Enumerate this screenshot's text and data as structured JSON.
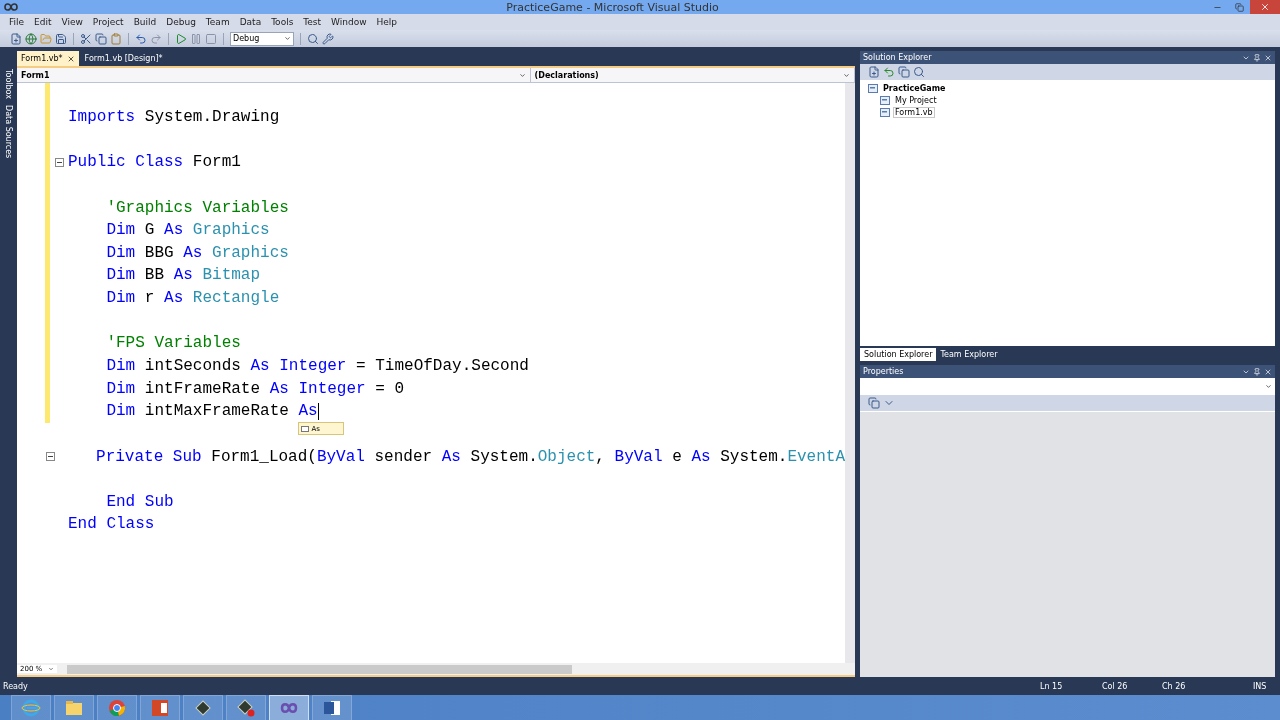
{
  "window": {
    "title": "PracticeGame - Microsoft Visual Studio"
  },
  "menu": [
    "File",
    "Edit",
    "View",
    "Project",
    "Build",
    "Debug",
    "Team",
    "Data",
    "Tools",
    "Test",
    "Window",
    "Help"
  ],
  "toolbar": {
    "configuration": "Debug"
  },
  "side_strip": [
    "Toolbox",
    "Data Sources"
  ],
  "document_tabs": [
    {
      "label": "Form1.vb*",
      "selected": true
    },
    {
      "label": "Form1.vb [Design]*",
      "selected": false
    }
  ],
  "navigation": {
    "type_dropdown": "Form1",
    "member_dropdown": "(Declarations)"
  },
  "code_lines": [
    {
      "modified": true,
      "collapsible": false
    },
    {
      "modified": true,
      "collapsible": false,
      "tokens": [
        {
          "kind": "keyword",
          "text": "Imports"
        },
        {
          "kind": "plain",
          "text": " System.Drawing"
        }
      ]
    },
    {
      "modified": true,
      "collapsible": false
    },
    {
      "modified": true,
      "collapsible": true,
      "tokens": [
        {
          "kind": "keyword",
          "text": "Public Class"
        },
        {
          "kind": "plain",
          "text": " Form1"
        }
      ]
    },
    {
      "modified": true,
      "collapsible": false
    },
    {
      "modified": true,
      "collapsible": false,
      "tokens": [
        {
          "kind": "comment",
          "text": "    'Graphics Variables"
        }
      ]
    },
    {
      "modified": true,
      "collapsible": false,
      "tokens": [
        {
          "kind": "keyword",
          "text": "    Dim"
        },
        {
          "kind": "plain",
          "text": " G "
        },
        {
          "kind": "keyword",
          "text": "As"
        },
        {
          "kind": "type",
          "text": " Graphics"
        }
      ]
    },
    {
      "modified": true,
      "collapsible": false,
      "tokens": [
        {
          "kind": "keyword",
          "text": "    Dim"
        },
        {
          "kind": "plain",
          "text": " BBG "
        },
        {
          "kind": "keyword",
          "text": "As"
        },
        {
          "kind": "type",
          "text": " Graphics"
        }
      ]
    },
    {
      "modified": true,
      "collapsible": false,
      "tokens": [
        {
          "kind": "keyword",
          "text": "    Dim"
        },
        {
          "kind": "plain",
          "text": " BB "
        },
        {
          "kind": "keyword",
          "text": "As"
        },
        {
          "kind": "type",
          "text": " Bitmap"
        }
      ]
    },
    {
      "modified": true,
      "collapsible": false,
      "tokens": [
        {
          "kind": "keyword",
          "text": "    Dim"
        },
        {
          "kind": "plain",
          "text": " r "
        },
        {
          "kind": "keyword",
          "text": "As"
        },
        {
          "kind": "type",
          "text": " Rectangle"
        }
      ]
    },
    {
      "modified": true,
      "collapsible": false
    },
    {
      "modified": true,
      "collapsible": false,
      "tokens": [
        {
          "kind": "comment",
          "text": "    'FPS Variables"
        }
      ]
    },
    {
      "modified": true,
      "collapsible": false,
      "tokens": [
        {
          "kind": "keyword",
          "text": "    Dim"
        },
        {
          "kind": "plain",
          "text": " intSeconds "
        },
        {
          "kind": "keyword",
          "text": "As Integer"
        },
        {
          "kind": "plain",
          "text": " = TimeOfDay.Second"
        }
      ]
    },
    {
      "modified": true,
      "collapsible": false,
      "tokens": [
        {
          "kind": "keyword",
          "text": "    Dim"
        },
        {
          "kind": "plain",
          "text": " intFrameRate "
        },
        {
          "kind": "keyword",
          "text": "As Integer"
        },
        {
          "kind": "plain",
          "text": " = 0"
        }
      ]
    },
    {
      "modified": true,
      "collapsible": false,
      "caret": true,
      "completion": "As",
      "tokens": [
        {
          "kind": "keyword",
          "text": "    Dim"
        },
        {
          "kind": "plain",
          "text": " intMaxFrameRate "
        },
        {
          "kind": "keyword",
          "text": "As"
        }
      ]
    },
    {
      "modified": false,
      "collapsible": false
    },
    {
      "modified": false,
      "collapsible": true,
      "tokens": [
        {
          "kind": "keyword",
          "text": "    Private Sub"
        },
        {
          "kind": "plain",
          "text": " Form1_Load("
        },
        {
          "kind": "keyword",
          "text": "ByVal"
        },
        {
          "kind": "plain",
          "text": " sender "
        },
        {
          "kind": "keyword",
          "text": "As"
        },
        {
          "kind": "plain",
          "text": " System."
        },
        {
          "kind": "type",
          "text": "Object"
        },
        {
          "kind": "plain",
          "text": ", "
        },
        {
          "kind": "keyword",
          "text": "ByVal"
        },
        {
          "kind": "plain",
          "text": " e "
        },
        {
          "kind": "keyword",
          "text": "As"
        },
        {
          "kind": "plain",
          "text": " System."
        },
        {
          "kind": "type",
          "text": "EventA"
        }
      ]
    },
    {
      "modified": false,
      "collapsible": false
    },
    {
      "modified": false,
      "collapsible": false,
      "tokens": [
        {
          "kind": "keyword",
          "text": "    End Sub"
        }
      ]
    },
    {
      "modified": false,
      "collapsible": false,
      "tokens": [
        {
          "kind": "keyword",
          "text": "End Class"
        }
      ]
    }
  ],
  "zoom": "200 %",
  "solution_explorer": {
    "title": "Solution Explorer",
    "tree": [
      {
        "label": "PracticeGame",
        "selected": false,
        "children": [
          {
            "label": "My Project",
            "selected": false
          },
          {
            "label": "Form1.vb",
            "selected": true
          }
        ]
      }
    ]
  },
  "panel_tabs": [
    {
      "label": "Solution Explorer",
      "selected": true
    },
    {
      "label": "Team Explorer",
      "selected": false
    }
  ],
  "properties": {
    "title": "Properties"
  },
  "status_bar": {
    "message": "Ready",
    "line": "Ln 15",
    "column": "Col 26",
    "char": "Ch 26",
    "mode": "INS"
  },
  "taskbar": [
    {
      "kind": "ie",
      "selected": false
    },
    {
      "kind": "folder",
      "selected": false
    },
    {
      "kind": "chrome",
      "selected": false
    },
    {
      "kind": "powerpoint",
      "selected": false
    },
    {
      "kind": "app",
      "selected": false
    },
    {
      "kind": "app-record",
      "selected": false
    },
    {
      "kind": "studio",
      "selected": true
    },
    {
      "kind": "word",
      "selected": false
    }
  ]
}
* * *
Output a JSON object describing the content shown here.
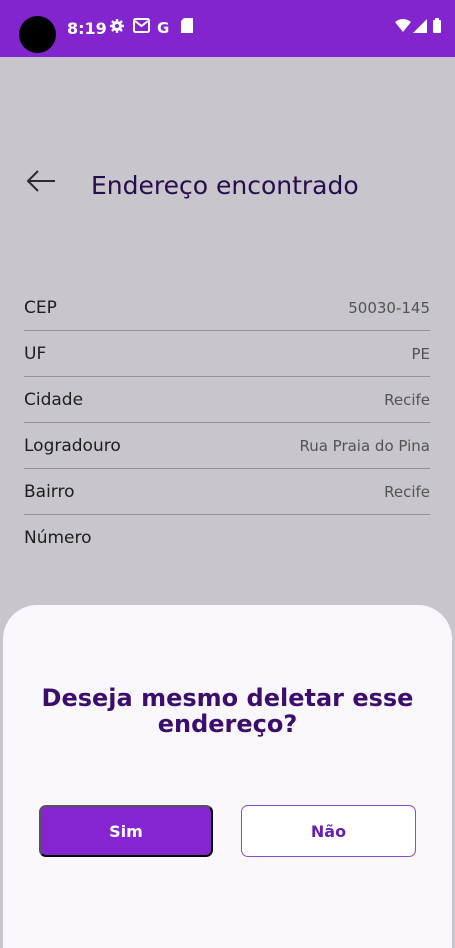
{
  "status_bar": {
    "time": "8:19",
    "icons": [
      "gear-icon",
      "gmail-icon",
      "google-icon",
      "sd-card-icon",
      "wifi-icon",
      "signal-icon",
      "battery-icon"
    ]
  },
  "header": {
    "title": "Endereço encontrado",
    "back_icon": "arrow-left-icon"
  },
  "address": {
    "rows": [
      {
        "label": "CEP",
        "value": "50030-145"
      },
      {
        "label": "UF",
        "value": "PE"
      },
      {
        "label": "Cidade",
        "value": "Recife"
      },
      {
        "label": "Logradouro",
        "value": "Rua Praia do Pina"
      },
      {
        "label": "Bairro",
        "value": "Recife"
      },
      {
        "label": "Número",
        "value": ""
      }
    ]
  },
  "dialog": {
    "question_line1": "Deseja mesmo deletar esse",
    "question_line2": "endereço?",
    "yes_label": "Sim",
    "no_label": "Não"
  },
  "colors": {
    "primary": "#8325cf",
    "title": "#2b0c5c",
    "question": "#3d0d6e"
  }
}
---
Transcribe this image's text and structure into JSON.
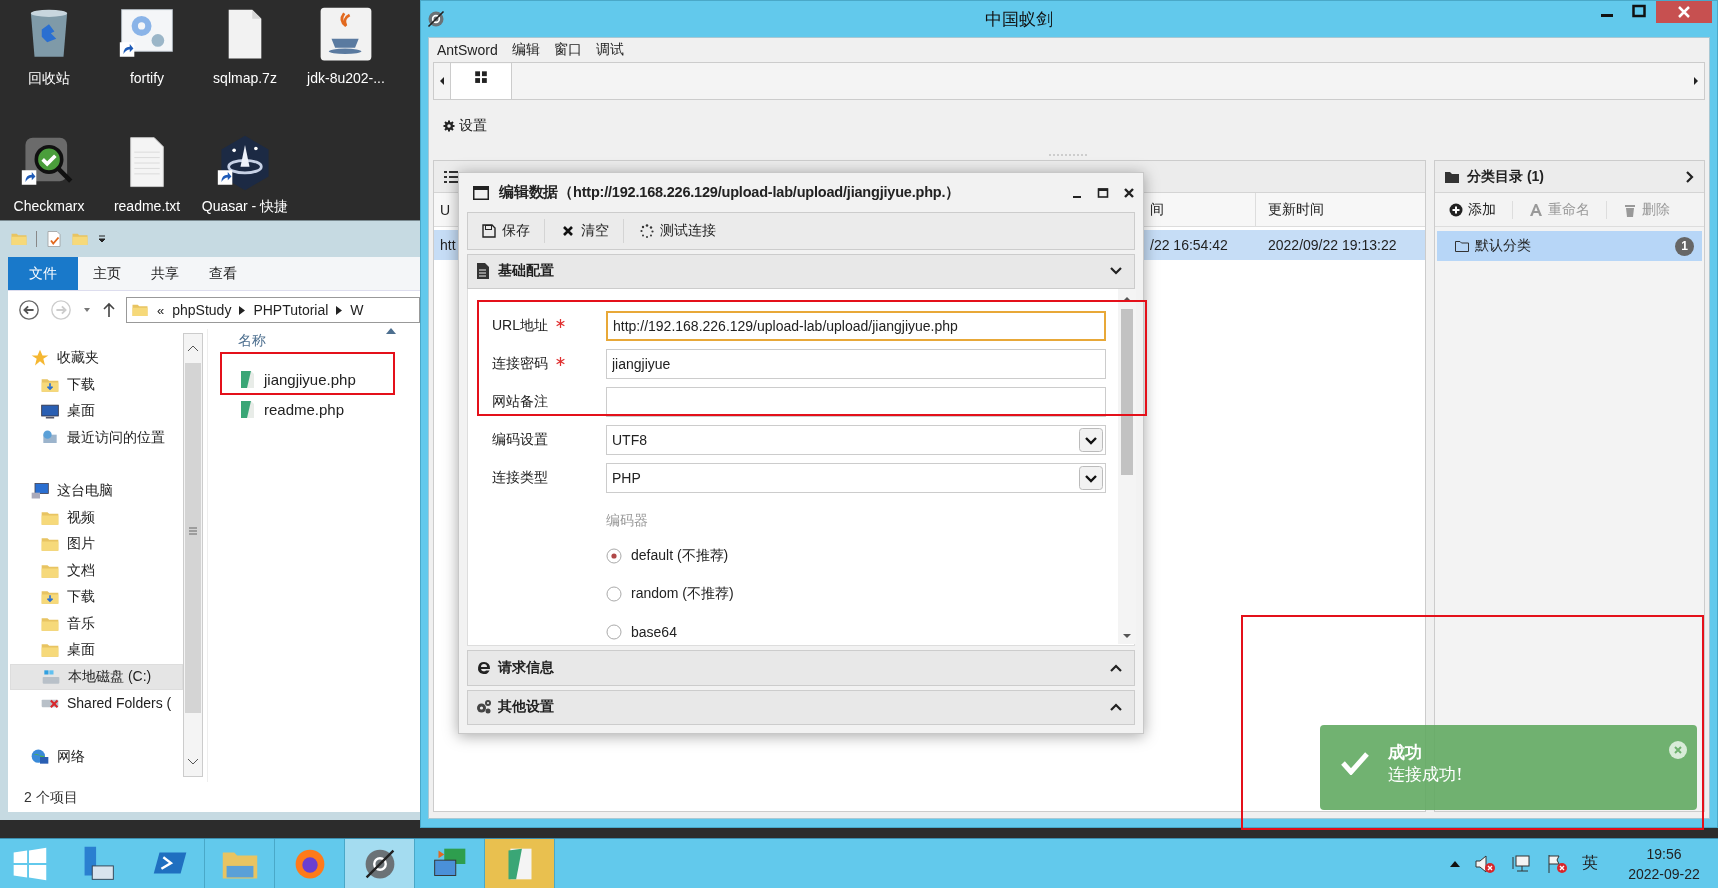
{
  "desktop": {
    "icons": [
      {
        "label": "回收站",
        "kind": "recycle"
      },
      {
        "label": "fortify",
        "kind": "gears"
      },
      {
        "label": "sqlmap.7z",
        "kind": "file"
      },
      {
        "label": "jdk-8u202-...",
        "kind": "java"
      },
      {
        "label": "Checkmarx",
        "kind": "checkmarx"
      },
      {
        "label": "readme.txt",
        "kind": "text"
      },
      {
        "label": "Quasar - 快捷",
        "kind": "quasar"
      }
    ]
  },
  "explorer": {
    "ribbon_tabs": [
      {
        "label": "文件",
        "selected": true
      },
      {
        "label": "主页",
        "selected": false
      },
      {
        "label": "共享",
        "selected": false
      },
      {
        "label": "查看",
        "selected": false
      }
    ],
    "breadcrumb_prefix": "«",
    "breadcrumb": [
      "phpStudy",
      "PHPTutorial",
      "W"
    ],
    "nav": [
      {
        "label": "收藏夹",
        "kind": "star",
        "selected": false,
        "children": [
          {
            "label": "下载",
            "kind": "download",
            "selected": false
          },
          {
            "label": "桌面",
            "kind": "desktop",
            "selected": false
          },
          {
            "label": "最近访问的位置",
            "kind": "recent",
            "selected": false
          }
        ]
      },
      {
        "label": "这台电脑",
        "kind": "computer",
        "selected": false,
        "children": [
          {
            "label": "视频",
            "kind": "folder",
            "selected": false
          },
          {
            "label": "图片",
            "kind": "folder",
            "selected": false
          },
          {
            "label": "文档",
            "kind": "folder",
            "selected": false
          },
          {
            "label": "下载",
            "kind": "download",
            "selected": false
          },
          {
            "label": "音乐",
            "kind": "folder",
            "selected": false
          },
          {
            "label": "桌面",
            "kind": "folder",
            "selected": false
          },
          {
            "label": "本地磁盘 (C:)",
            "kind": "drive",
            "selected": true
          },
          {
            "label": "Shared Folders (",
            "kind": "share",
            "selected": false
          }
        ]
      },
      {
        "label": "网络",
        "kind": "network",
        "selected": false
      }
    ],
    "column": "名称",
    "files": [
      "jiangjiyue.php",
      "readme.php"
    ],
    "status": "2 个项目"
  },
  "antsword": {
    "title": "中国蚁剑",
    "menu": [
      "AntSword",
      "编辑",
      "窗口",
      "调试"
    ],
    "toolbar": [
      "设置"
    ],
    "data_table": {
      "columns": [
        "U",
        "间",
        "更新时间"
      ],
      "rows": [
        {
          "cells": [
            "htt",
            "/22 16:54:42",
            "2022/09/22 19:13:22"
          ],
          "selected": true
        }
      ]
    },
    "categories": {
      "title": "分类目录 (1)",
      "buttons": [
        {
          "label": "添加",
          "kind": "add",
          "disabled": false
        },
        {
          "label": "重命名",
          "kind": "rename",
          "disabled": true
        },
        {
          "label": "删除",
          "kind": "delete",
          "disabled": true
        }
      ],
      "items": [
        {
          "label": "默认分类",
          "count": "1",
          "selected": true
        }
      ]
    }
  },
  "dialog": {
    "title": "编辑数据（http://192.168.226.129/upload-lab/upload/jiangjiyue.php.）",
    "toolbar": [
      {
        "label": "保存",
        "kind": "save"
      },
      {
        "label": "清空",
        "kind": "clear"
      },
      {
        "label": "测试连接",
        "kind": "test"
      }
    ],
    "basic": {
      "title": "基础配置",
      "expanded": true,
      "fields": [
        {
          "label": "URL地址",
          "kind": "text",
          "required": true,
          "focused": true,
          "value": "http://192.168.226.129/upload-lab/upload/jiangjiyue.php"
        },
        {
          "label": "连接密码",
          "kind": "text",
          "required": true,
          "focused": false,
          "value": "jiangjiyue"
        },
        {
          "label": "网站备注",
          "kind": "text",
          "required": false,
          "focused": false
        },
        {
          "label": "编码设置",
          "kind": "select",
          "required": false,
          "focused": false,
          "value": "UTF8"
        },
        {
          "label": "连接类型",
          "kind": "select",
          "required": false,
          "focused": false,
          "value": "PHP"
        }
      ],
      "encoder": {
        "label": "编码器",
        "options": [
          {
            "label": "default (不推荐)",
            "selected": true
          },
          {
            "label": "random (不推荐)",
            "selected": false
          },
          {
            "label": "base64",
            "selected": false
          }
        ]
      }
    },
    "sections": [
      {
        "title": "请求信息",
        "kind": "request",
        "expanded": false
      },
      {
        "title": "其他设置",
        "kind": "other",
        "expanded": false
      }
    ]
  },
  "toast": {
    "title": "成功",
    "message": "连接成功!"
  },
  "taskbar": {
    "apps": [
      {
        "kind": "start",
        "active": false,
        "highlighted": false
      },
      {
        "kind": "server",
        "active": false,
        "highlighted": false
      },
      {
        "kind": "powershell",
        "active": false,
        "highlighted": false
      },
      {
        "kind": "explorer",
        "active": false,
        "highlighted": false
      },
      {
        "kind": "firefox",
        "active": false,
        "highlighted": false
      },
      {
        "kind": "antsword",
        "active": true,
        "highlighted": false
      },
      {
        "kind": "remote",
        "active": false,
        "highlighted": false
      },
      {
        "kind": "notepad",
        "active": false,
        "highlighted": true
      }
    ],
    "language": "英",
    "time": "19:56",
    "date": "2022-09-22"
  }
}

* **STATED PROBLEM**:
Copy out every line of the data that includes "upload".

* **RESPONSE FOR THIS EXERCISE**:
    "title": "编辑数据（http://192.168.226.129/upload-lab/upload/jiangjiyue.php.）",
          "value": "http://192.168.226.129/upload-lab/upload/jiangjiyue.php"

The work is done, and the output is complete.